**Written instruction**. How many lines in this material include the string "Pakistan"? Answer with the number and nothing further.

**Records for this exercise**.
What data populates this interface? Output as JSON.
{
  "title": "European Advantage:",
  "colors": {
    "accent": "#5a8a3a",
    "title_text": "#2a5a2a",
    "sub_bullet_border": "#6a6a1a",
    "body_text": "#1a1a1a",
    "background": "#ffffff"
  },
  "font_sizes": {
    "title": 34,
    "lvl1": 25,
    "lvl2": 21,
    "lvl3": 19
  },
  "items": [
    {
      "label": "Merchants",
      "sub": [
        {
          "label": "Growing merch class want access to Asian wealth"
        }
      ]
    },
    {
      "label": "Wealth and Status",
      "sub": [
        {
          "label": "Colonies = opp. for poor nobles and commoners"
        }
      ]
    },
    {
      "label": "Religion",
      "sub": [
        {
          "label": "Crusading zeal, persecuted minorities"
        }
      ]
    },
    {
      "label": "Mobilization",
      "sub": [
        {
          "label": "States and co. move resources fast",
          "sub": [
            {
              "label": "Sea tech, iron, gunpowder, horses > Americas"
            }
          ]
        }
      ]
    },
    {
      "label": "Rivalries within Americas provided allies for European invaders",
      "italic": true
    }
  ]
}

* * *

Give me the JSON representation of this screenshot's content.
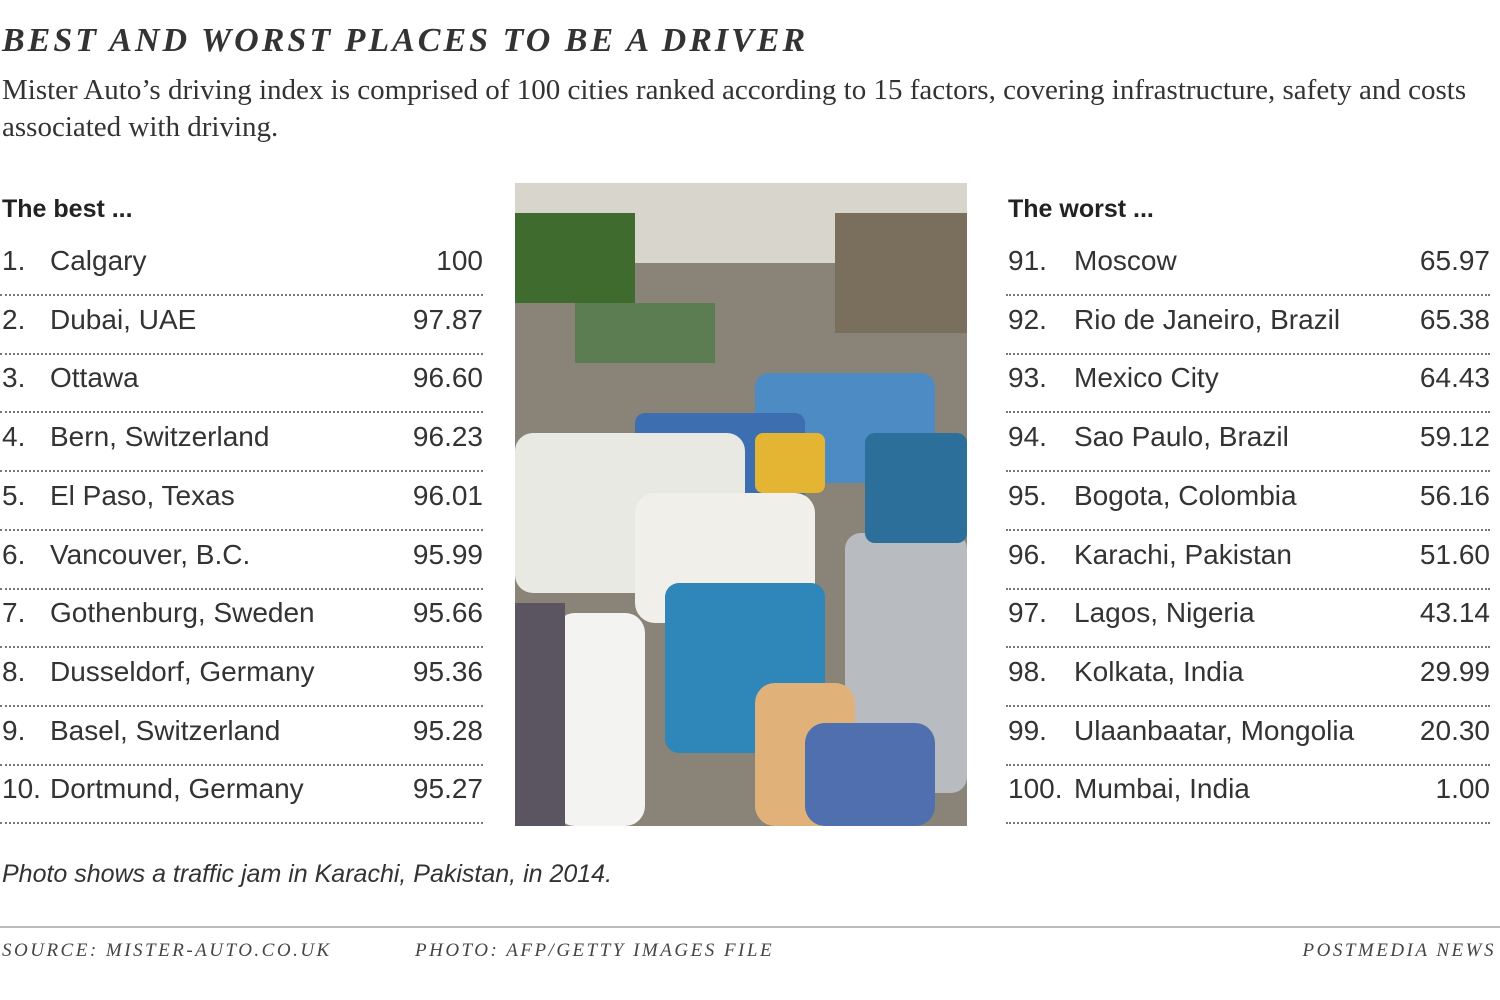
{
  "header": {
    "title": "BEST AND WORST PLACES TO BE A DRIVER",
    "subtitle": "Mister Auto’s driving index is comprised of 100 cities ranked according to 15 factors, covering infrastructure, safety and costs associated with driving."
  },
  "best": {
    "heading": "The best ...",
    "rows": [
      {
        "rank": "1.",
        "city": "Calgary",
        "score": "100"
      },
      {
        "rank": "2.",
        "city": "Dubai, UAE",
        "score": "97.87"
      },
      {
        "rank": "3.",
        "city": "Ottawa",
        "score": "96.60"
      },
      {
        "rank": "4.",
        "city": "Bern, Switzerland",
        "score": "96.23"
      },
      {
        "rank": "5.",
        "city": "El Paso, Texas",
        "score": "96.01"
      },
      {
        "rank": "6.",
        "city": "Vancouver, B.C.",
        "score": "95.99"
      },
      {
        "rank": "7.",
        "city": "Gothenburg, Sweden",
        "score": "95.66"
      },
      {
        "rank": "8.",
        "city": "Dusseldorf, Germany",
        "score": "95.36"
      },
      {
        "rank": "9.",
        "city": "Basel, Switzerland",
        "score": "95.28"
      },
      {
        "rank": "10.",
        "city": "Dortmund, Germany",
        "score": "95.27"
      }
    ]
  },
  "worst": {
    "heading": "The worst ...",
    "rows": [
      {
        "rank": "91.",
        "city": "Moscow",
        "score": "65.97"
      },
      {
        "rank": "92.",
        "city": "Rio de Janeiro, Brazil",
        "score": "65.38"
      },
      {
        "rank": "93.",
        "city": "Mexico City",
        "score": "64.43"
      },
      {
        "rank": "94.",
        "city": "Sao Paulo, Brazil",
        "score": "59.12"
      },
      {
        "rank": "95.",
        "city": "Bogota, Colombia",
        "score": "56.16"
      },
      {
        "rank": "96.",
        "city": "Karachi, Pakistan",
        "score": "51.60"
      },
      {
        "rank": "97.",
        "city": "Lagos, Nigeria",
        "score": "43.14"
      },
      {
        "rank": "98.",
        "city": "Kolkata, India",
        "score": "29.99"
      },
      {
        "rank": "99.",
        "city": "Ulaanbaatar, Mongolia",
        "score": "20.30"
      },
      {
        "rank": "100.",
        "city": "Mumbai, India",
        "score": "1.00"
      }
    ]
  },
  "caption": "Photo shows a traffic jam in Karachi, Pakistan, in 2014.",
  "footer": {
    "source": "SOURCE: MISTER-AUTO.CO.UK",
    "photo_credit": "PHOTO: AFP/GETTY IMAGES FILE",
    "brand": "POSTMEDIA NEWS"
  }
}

**The reply**. 2